Records:
————

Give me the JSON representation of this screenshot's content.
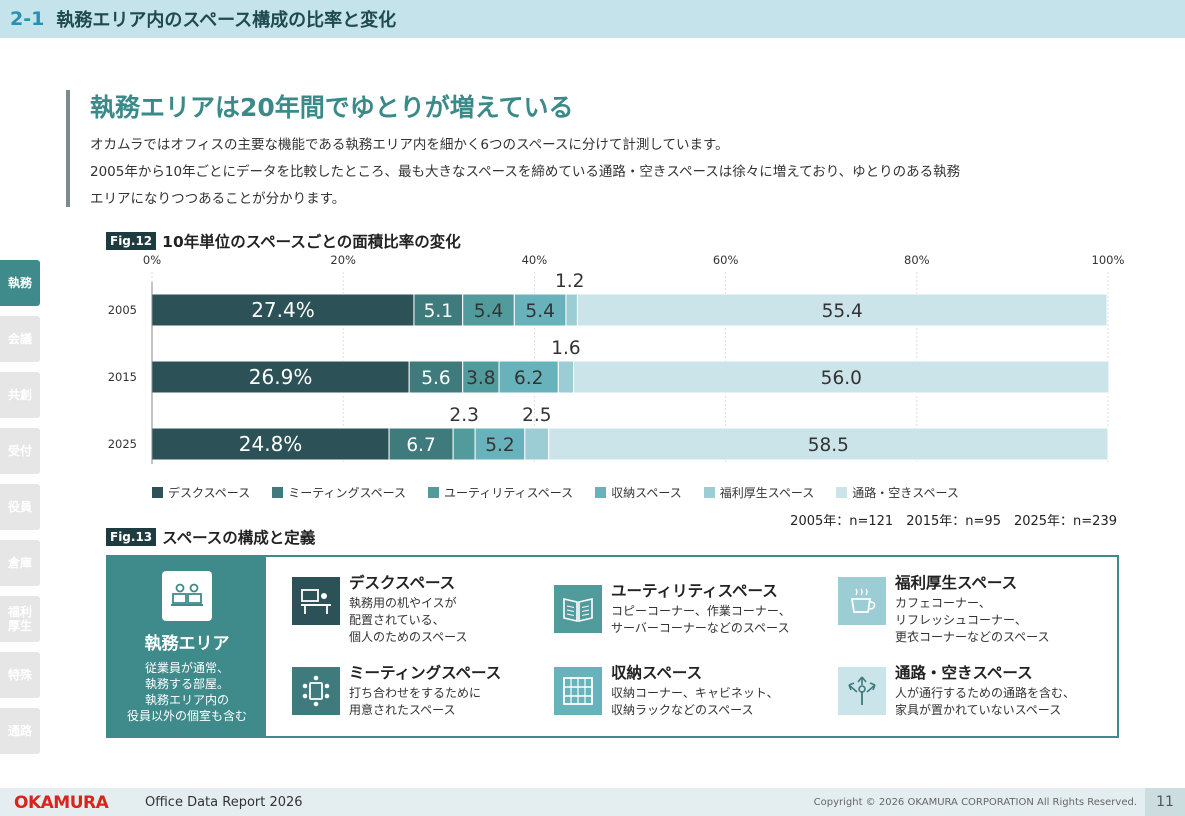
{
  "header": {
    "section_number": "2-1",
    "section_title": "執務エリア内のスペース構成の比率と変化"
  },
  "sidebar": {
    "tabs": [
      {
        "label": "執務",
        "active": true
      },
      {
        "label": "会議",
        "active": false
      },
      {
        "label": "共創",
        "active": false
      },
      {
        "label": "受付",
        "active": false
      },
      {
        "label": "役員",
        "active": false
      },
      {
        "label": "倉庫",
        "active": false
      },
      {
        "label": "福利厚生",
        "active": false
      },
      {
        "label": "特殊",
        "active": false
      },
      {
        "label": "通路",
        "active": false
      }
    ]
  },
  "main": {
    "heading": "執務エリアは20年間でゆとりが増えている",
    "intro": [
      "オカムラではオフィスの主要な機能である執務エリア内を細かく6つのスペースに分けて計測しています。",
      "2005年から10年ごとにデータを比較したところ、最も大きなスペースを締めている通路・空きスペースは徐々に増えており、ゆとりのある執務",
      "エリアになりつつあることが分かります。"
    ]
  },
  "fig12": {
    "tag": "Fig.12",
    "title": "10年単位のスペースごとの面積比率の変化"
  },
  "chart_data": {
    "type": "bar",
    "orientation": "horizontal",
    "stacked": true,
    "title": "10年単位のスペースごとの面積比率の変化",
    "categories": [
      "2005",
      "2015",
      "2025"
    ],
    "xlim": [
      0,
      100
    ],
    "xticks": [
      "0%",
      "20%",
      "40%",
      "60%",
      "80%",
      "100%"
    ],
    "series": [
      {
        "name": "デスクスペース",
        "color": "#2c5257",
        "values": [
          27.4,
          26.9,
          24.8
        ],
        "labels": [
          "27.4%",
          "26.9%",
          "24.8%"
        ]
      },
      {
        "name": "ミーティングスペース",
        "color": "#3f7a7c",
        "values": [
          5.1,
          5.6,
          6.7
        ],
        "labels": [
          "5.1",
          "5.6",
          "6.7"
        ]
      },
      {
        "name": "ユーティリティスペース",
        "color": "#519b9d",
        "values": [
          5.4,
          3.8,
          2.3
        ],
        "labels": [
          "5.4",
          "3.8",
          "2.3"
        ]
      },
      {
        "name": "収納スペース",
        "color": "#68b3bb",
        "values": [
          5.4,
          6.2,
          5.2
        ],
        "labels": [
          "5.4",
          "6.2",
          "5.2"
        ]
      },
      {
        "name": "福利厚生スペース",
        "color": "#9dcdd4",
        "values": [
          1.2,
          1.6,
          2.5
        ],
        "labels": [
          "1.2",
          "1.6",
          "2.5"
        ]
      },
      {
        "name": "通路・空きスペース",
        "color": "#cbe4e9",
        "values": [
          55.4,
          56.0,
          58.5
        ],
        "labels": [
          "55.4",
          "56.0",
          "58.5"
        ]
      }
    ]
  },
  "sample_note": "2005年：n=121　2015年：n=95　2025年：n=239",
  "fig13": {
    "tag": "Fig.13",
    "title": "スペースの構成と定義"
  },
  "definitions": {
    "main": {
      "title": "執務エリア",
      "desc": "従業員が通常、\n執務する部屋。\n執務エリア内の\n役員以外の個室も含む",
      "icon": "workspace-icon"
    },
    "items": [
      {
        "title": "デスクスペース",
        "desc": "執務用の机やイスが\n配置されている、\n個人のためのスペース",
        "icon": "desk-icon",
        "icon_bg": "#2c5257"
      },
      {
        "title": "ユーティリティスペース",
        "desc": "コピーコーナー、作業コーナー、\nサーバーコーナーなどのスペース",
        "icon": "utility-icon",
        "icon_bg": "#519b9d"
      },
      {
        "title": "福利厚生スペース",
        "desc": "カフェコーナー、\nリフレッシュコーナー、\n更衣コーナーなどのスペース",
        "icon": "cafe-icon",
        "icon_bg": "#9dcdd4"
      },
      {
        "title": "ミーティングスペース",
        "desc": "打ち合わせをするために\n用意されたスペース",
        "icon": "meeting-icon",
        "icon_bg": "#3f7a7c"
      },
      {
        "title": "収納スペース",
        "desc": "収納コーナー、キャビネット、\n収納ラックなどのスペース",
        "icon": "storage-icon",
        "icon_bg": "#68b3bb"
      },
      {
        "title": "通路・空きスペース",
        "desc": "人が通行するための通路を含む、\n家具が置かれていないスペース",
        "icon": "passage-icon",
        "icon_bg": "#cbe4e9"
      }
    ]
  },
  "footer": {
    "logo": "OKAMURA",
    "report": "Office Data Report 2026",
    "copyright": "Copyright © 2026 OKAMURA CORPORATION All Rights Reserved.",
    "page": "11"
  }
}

————

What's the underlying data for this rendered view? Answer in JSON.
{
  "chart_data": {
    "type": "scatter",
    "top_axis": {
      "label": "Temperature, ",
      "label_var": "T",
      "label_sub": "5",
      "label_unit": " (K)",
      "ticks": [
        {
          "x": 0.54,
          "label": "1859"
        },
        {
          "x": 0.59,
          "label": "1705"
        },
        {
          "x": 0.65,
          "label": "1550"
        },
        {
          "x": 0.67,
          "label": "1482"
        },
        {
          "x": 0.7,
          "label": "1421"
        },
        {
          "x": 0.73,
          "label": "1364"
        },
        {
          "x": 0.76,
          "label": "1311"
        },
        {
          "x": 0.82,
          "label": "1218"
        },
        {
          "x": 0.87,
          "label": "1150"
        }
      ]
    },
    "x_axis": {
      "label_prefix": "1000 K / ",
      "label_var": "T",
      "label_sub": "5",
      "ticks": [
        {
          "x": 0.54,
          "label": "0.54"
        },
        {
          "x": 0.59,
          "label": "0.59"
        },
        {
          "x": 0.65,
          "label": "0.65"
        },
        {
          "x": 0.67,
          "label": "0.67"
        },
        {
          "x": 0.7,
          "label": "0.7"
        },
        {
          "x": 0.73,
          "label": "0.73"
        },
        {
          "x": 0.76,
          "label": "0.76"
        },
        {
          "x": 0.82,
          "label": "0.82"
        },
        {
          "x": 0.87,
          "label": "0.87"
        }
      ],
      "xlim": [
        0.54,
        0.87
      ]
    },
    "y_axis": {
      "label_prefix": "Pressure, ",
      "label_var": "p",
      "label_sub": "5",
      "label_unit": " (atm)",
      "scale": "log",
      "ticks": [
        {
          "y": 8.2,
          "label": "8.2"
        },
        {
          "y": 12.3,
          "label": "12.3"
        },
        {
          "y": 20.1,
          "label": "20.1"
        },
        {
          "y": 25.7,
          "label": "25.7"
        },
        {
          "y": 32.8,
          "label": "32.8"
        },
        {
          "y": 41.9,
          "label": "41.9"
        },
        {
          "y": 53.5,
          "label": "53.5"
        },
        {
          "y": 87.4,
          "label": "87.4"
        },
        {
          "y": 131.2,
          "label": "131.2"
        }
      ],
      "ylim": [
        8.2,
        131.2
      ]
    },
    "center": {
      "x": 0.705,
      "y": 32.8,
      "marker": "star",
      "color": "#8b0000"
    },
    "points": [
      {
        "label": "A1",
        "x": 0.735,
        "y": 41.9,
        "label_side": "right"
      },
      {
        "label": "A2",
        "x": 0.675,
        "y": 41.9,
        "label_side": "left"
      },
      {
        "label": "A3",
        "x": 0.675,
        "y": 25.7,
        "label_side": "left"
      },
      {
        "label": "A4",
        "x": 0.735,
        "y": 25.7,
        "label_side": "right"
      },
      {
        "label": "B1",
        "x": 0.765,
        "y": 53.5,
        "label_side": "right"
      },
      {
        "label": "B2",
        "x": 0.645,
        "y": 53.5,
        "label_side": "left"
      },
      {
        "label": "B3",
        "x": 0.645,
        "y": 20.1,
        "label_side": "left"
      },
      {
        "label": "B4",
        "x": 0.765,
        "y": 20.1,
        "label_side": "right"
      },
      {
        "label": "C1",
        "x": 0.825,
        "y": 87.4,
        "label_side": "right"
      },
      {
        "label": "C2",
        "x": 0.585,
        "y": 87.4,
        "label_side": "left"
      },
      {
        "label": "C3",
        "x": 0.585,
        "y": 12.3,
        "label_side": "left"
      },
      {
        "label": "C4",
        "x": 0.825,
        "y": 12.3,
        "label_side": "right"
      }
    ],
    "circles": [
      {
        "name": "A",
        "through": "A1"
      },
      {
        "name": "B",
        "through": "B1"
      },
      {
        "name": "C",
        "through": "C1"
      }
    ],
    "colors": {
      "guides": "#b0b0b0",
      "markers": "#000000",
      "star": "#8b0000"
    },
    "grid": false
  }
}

————

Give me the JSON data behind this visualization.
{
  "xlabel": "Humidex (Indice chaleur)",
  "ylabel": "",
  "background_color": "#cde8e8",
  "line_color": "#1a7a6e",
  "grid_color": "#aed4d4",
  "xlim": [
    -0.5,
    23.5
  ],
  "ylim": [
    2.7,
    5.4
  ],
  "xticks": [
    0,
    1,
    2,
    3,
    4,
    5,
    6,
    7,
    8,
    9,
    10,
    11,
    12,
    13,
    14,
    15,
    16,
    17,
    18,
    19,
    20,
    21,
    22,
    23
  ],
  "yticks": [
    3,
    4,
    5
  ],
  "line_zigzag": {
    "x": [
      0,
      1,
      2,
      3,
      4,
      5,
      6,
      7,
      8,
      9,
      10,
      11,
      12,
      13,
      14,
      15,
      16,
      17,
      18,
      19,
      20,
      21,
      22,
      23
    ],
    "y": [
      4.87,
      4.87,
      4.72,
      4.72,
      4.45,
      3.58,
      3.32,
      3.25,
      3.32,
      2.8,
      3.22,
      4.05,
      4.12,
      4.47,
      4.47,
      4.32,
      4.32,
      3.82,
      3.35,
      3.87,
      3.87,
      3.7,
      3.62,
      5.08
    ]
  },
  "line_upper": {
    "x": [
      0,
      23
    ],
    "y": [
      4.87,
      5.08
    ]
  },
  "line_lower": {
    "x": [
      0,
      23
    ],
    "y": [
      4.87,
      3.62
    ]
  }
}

————

* Directions
Count the lines above that contain the word "this", and give only that number.

* Result of the exercise
3